Problem
Write out the material below again, unchanged.

Records shown

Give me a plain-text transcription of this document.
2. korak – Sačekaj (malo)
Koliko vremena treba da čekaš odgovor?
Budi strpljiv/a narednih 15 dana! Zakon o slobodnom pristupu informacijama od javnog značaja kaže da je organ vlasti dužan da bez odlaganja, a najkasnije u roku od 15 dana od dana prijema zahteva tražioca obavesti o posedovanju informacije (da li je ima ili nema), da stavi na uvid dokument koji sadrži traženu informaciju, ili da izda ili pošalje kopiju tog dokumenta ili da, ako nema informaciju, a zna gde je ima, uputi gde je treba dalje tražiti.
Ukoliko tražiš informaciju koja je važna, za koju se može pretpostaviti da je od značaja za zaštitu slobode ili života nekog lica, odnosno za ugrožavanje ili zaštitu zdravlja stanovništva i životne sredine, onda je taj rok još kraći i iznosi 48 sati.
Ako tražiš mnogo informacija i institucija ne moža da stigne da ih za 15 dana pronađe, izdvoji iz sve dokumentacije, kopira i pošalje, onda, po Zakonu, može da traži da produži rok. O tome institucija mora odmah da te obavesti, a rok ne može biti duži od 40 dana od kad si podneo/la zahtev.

Output of the task
Give me a plain-text transcription of this document.
2. korak – Sačekaj (malo)
Koliko vremena treba da čekaš odgovor?
Budi strpljiv/a narednih 15 dana! Zakon o slobodnom pristupu informacijama od javnog značaja kaže da je organ vlasti dužan da bez odlaganja, a najkasnije u roku od 15 dana od dana prijema zahteva tražioca obavesti o posedovanju informacije (da li je ima ili nema), da stavi na uvid dokument koji sadrži traženu informaciju, ili da izda ili pošalje kopiju tog dokumenta ili da, ako nema informaciju, a zna gde je ima, uputi gde je treba dalje tražiti.
Ukoliko tražiš informaciju koja je važna, za koju se može pretpostaviti da je od značaja za zaštitu slobode ili života nekog lica, odnosno za ugrožavanje ili zaštitu zdravlja stanovništva i životne sredine, onda je taj rok još kraći i iznosi 48 sati.
Ako tražiš mnogo informacija i institucija ne moža da stigne da ih za 15 dana pronađe, izdvoji iz sve dokumentacije, kopira i pošalje, onda, po Zakonu, može da traži da produži rok. O tome institucija mora odmah da te obavesti, a rok ne može biti duži od 40 dana od kad si podneo/la zahtev.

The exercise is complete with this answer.